··· DATA FOR THIS TASK
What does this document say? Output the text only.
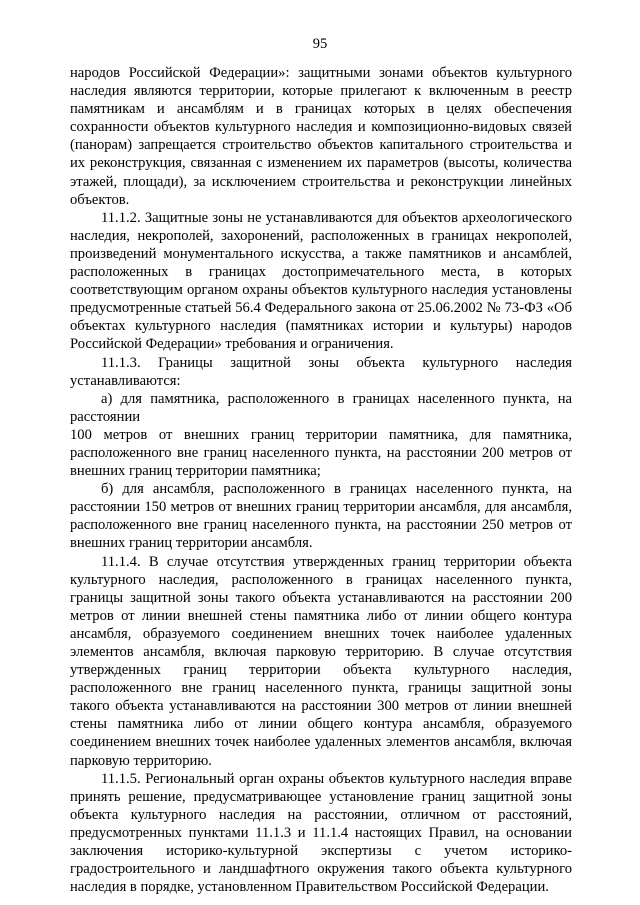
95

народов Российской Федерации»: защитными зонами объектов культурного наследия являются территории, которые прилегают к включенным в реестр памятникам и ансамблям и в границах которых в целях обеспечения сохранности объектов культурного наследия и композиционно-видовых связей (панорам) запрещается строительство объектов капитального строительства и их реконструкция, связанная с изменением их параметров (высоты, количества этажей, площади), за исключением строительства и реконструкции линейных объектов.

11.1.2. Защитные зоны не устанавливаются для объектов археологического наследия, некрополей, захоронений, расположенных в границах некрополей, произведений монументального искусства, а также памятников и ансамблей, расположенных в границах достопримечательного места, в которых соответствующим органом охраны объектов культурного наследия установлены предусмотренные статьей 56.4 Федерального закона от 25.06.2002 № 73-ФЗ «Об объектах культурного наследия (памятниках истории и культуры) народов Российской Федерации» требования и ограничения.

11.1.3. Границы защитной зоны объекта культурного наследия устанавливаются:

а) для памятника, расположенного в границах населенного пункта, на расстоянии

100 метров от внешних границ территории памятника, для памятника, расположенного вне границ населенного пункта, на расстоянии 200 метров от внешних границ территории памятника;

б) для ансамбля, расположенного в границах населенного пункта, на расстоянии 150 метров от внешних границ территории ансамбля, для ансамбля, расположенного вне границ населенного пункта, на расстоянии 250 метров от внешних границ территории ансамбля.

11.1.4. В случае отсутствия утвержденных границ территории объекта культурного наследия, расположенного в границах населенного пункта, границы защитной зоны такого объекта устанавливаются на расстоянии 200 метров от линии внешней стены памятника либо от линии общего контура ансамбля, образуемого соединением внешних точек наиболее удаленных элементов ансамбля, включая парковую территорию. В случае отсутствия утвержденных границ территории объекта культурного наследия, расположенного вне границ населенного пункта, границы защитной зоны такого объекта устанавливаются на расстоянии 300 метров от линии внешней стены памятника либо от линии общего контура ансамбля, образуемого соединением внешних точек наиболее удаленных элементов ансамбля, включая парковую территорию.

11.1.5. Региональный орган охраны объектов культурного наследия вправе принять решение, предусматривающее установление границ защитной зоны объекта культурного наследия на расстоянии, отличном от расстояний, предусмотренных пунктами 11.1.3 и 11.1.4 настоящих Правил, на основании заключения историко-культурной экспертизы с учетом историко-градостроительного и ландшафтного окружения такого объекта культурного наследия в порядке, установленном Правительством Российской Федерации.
······
▶ _EXERCISE AIM_:
Retype all the records shown above, character for character. Omit every picture.

▶ _EXERCISE ANSWER_:
What does this document say? Output the text only.
95

народов Российской Федерации»: защитными зонами объектов культурного наследия являются территории, которые прилегают к включенным в реестр памятникам и ансамблям и в границах которых в целях обеспечения сохранности объектов культурного наследия и композиционно-видовых связей (панорам) запрещается строительство объектов капитального строительства и их реконструкция, связанная с изменением их параметров (высоты, количества этажей, площади), за исключением строительства и реконструкции линейных объектов.

11.1.2. Защитные зоны не устанавливаются для объектов археологического наследия, некрополей, захоронений, расположенных в границах некрополей, произведений монументального искусства, а также памятников и ансамблей, расположенных в границах достопримечательного места, в которых соответствующим органом охраны объектов культурного наследия установлены предусмотренные статьей 56.4 Федерального закона от 25.06.2002 № 73-ФЗ «Об объектах культурного наследия (памятниках истории и культуры) народов Российской Федерации» требования и ограничения.

11.1.3. Границы защитной зоны объекта культурного наследия устанавливаются:

а) для памятника, расположенного в границах населенного пункта, на расстоянии

100 метров от внешних границ территории памятника, для памятника, расположенного вне границ населенного пункта, на расстоянии 200 метров от внешних границ территории памятника;

б) для ансамбля, расположенного в границах населенного пункта, на расстоянии 150 метров от внешних границ территории ансамбля, для ансамбля, расположенного вне границ населенного пункта, на расстоянии 250 метров от внешних границ территории ансамбля.

11.1.4. В случае отсутствия утвержденных границ территории объекта культурного наследия, расположенного в границах населенного пункта, границы защитной зоны такого объекта устанавливаются на расстоянии 200 метров от линии внешней стены памятника либо от линии общего контура ансамбля, образуемого соединением внешних точек наиболее удаленных элементов ансамбля, включая парковую территорию. В случае отсутствия утвержденных границ территории объекта культурного наследия, расположенного вне границ населенного пункта, границы защитной зоны такого объекта устанавливаются на расстоянии 300 метров от линии внешней стены памятника либо от линии общего контура ансамбля, образуемого соединением внешних точек наиболее удаленных элементов ансамбля, включая парковую территорию.

11.1.5. Региональный орган охраны объектов культурного наследия вправе принять решение, предусматривающее установление границ защитной зоны объекта культурного наследия на расстоянии, отличном от расстояний, предусмотренных пунктами 11.1.3 и 11.1.4 настоящих Правил, на основании заключения историко-культурной экспертизы с учетом историко-градостроительного и ландшафтного окружения такого объекта культурного наследия в порядке, установленном Правительством Российской Федерации.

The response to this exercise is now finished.